**TASK REQUIREMENTS:** In the copy, include every entry exactly but none of the images.

(Extracted records)
★ ★ ★ ★ ★
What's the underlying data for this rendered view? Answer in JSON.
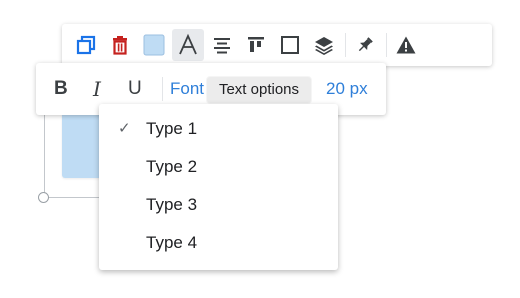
{
  "main_toolbar": {
    "buttons": [
      {
        "name": "duplicate",
        "icon": "duplicate-icon"
      },
      {
        "name": "delete",
        "icon": "trash-icon"
      },
      {
        "name": "fill-color",
        "icon": "fill-color-swatch"
      },
      {
        "name": "text-options",
        "icon": "text-a-icon"
      },
      {
        "name": "align-center",
        "icon": "align-center-icon"
      },
      {
        "name": "align-top",
        "icon": "align-top-icon"
      },
      {
        "name": "border",
        "icon": "border-square-icon"
      },
      {
        "name": "layers",
        "icon": "layers-icon"
      },
      {
        "name": "pin",
        "icon": "pin-icon"
      },
      {
        "name": "warning",
        "icon": "warning-icon"
      }
    ],
    "colors": {
      "icon": "#3c4043",
      "delete": "#c5221f",
      "fill_swatch": "#bfdcf4",
      "accent": "#1a73e8"
    }
  },
  "text_toolbar": {
    "bold": "B",
    "italic": "I",
    "underline": "U",
    "font_label": "Font",
    "font_size": "20 px",
    "accent_color": "#2f7fd9"
  },
  "tooltip": {
    "text": "Text options"
  },
  "font_dropdown": {
    "items": [
      {
        "label": "Type 1",
        "checked": true
      },
      {
        "label": "Type 2",
        "checked": false
      },
      {
        "label": "Type 3",
        "checked": false
      },
      {
        "label": "Type 4",
        "checked": false
      }
    ],
    "check_glyph": "✓"
  }
}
★ ★ ★ ★ ★
**COMPLETED TASK:**
What's the underlying data for this rendered view? Answer in JSON.
{
  "main_toolbar": {
    "buttons": [
      {
        "name": "duplicate",
        "icon": "duplicate-icon"
      },
      {
        "name": "delete",
        "icon": "trash-icon"
      },
      {
        "name": "fill-color",
        "icon": "fill-color-swatch"
      },
      {
        "name": "text-options",
        "icon": "text-a-icon"
      },
      {
        "name": "align-center",
        "icon": "align-center-icon"
      },
      {
        "name": "align-top",
        "icon": "align-top-icon"
      },
      {
        "name": "border",
        "icon": "border-square-icon"
      },
      {
        "name": "layers",
        "icon": "layers-icon"
      },
      {
        "name": "pin",
        "icon": "pin-icon"
      },
      {
        "name": "warning",
        "icon": "warning-icon"
      }
    ],
    "colors": {
      "icon": "#3c4043",
      "delete": "#c5221f",
      "fill_swatch": "#bfdcf4",
      "accent": "#1a73e8"
    }
  },
  "text_toolbar": {
    "bold": "B",
    "italic": "I",
    "underline": "U",
    "font_label": "Font",
    "font_size": "20 px",
    "accent_color": "#2f7fd9"
  },
  "tooltip": {
    "text": "Text options"
  },
  "font_dropdown": {
    "items": [
      {
        "label": "Type 1",
        "checked": true
      },
      {
        "label": "Type 2",
        "checked": false
      },
      {
        "label": "Type 3",
        "checked": false
      },
      {
        "label": "Type 4",
        "checked": false
      }
    ],
    "check_glyph": "✓"
  }
}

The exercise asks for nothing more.